** start of DATASET **

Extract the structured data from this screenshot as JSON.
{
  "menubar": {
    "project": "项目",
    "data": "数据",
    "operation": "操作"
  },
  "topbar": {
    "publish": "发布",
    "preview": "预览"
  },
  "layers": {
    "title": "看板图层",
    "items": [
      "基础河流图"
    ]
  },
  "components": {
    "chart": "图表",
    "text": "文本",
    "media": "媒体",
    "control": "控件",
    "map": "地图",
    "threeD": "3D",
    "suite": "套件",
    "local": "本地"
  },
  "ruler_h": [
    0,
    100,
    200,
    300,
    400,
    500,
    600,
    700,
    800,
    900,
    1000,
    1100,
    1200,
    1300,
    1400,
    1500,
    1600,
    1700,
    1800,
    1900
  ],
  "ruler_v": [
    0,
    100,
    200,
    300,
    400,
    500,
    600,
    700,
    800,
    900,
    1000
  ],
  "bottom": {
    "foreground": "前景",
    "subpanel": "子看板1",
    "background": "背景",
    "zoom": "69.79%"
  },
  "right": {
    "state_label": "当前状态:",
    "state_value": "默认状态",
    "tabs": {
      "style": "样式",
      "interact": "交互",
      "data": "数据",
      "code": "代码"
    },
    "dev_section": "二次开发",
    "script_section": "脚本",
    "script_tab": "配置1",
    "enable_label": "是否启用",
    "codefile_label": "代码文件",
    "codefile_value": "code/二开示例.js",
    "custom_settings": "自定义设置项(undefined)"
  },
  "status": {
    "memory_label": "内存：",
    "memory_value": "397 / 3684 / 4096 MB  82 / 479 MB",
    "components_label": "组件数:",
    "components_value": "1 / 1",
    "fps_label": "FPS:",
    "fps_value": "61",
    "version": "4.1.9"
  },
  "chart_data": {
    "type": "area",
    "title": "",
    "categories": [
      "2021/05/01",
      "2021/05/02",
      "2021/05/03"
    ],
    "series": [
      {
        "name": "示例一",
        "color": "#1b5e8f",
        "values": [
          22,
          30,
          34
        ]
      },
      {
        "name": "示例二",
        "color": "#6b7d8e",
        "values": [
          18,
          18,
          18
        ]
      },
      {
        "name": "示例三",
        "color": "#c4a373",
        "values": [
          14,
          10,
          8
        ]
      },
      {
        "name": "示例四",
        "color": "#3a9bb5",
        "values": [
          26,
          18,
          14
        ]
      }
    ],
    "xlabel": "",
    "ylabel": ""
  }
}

** end of DATASET **

AIM OF THE TASK: Copy out all the entries shown above, character for character.

OUTPUT FOR THIS EXERCISE:
Extract the structured data from this screenshot as JSON.
{
  "menubar": {
    "project": "项目",
    "data": "数据",
    "operation": "操作"
  },
  "topbar": {
    "publish": "发布",
    "preview": "预览"
  },
  "layers": {
    "title": "看板图层",
    "items": [
      "基础河流图"
    ]
  },
  "components": {
    "chart": "图表",
    "text": "文本",
    "media": "媒体",
    "control": "控件",
    "map": "地图",
    "threeD": "3D",
    "suite": "套件",
    "local": "本地"
  },
  "ruler_h": [
    0,
    100,
    200,
    300,
    400,
    500,
    600,
    700,
    800,
    900,
    1000,
    1100,
    1200,
    1300,
    1400,
    1500,
    1600,
    1700,
    1800,
    1900
  ],
  "ruler_v": [
    0,
    100,
    200,
    300,
    400,
    500,
    600,
    700,
    800,
    900,
    1000
  ],
  "bottom": {
    "foreground": "前景",
    "subpanel": "子看板1",
    "background": "背景",
    "zoom": "69.79%"
  },
  "right": {
    "state_label": "当前状态:",
    "state_value": "默认状态",
    "tabs": {
      "style": "样式",
      "interact": "交互",
      "data": "数据",
      "code": "代码"
    },
    "dev_section": "二次开发",
    "script_section": "脚本",
    "script_tab": "配置1",
    "enable_label": "是否启用",
    "codefile_label": "代码文件",
    "codefile_value": "code/二开示例.js",
    "custom_settings": "自定义设置项(undefined)"
  },
  "status": {
    "memory_label": "内存：",
    "memory_value": "397 / 3684 / 4096 MB  82 / 479 MB",
    "components_label": "组件数:",
    "components_value": "1 / 1",
    "fps_label": "FPS:",
    "fps_value": "61",
    "version": "4.1.9"
  },
  "chart_data": {
    "type": "area",
    "title": "",
    "categories": [
      "2021/05/01",
      "2021/05/02",
      "2021/05/03"
    ],
    "series": [
      {
        "name": "示例一",
        "color": "#1b5e8f",
        "values": [
          22,
          30,
          34
        ]
      },
      {
        "name": "示例二",
        "color": "#6b7d8e",
        "values": [
          18,
          18,
          18
        ]
      },
      {
        "name": "示例三",
        "color": "#c4a373",
        "values": [
          14,
          10,
          8
        ]
      },
      {
        "name": "示例四",
        "color": "#3a9bb5",
        "values": [
          26,
          18,
          14
        ]
      }
    ],
    "xlabel": "",
    "ylabel": ""
  }
}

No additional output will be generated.